**EXERCISE DESCRIPTION**:
Write out the material exactly, leaving every picture behind.

**SUPPLIED ENTRIES**:

------------------------------------------------------------

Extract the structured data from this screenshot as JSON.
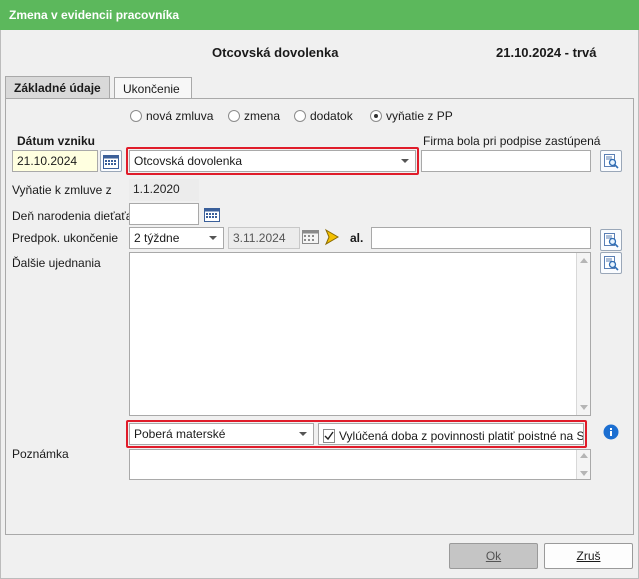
{
  "window": {
    "title": "Zmena v evidencii pracovníka"
  },
  "header": {
    "title": "Otcovská dovolenka",
    "date_status": "21.10.2024 - trvá"
  },
  "tabs": [
    {
      "label": "Základné údaje",
      "active": true
    },
    {
      "label": "Ukončenie",
      "active": false
    }
  ],
  "radio_options": [
    {
      "label": "nová zmluva",
      "selected": false
    },
    {
      "label": "zmena",
      "selected": false
    },
    {
      "label": "dodatok",
      "selected": false
    },
    {
      "label": "vyňatie z PP",
      "selected": true
    }
  ],
  "form": {
    "datum_vzniku_label": "Dátum vzniku",
    "datum_vzniku_value": "21.10.2024",
    "typ_value": "Otcovská dovolenka",
    "firma_label": "Firma bola pri podpise zastúpená",
    "firma_value": "",
    "vynatie_label": "Vyňatie k zmluve z",
    "vynatie_value": "1.1.2020",
    "den_narodenia_label": "Deň narodenia dieťaťa",
    "den_narodenia_value": "",
    "predpok_label": "Predpok. ukončenie",
    "predpok_select": "2 týždne",
    "predpok_date": "3.11.2024",
    "al_label": "al.",
    "al_value": "",
    "dalsie_label": "Ďalšie ujednania",
    "dalsie_value": "",
    "materske_select": "Poberá materské",
    "vylucena_label": "Vylúčená doba z povinnosti platiť poistné na SP",
    "vylucena_checked": true,
    "poznamka_label": "Poznámka",
    "poznamka_value": ""
  },
  "buttons": {
    "ok": "Ok",
    "cancel": "Zruš"
  },
  "colors": {
    "titlebar": "#5cb85c",
    "highlight_frame": "#e01c2a",
    "date_input_bg": "#ffffe0"
  },
  "icons": [
    "calendar-icon",
    "search-document-icon",
    "arrow-pointer-icon",
    "info-icon",
    "checkmark-icon"
  ]
}
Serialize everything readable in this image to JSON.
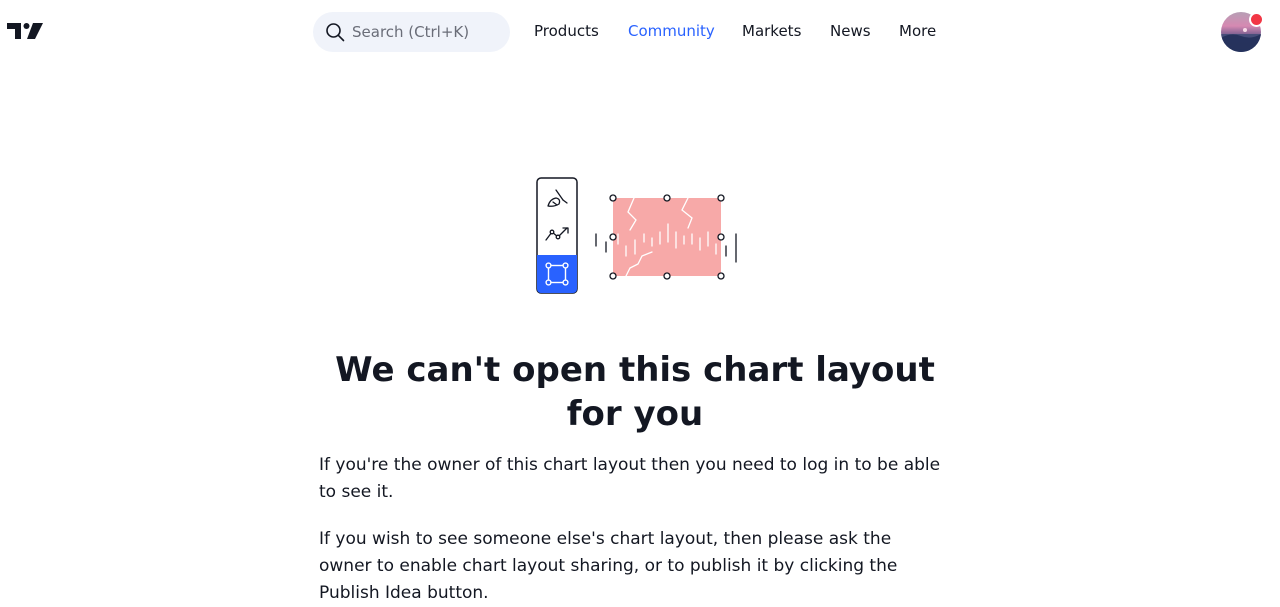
{
  "header": {
    "logo_name": "tradingview-logo",
    "search": {
      "placeholder": "Search (Ctrl+K)",
      "icon": "search-icon"
    },
    "nav": [
      {
        "label": "Products",
        "active": false
      },
      {
        "label": "Community",
        "active": true
      },
      {
        "label": "Markets",
        "active": false
      },
      {
        "label": "News",
        "active": false
      },
      {
        "label": "More",
        "active": false
      }
    ],
    "avatar_icon": "user-avatar",
    "notification_color": "#f23645"
  },
  "illustration": {
    "tool_icons": [
      "brush-icon",
      "trend-line-icon",
      "rectangle-select-icon"
    ],
    "accent_color": "#2962ff",
    "shape_color": "#f7a9a8"
  },
  "main": {
    "title": "We can't open this chart layout for you",
    "paragraph_1": "If you're the owner of this chart layout then you need to log in to be able to see it.",
    "paragraph_2": "If you wish to see someone else's chart layout, then please ask the owner to enable chart layout sharing, or to publish it by clicking the Publish Idea button."
  }
}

------------------------------------------------------------

**FINAL RESULT**:
Extract the structured data from this screenshot as JSON.
{
  "window": {
    "title": "Zmena v evidencii pracovníka"
  },
  "header": {
    "title": "Otcovská dovolenka",
    "date_status": "21.10.2024 - trvá"
  },
  "tabs": [
    {
      "label": "Základné údaje",
      "active": true
    },
    {
      "label": "Ukončenie",
      "active": false
    }
  ],
  "radio_options": [
    {
      "label": "nová zmluva",
      "selected": false
    },
    {
      "label": "zmena",
      "selected": false
    },
    {
      "label": "dodatok",
      "selected": false
    },
    {
      "label": "vyňatie z PP",
      "selected": true
    }
  ],
  "form": {
    "datum_vzniku_label": "Dátum vzniku",
    "datum_vzniku_value": "21.10.2024",
    "typ_value": "Otcovská dovolenka",
    "firma_label": "Firma bola pri podpise zastúpená",
    "firma_value": "",
    "vynatie_label": "Vyňatie k zmluve z",
    "vynatie_value": "1.1.2020",
    "den_narodenia_label": "Deň narodenia dieťaťa",
    "den_narodenia_value": "",
    "predpok_label": "Predpok. ukončenie",
    "predpok_select": "2 týždne",
    "predpok_date": "3.11.2024",
    "al_label": "al.",
    "al_value": "",
    "dalsie_label": "Ďalšie ujednania",
    "dalsie_value": "",
    "materske_select": "Poberá materské",
    "vylucena_label": "Vylúčená doba z povinnosti platiť poistné na SP",
    "vylucena_checked": true,
    "poznamka_label": "Poznámka",
    "poznamka_value": ""
  },
  "buttons": {
    "ok": "Ok",
    "cancel": "Zruš"
  },
  "colors": {
    "titlebar": "#5cb85c",
    "highlight_frame": "#e01c2a",
    "date_input_bg": "#ffffe0"
  },
  "icons": [
    "calendar-icon",
    "search-document-icon",
    "arrow-pointer-icon",
    "info-icon",
    "checkmark-icon"
  ]
}
Serialize everything readable in this image to JSON.
{
  "header": {
    "logo_name": "tradingview-logo",
    "search": {
      "placeholder": "Search (Ctrl+K)",
      "icon": "search-icon"
    },
    "nav": [
      {
        "label": "Products",
        "active": false
      },
      {
        "label": "Community",
        "active": true
      },
      {
        "label": "Markets",
        "active": false
      },
      {
        "label": "News",
        "active": false
      },
      {
        "label": "More",
        "active": false
      }
    ],
    "avatar_icon": "user-avatar",
    "notification_color": "#f23645"
  },
  "illustration": {
    "tool_icons": [
      "brush-icon",
      "trend-line-icon",
      "rectangle-select-icon"
    ],
    "accent_color": "#2962ff",
    "shape_color": "#f7a9a8"
  },
  "main": {
    "title": "We can't open this chart layout for you",
    "paragraph_1": "If you're the owner of this chart layout then you need to log in to be able to see it.",
    "paragraph_2": "If you wish to see someone else's chart layout, then please ask the owner to enable chart layout sharing, or to publish it by clicking the Publish Idea button."
  }
}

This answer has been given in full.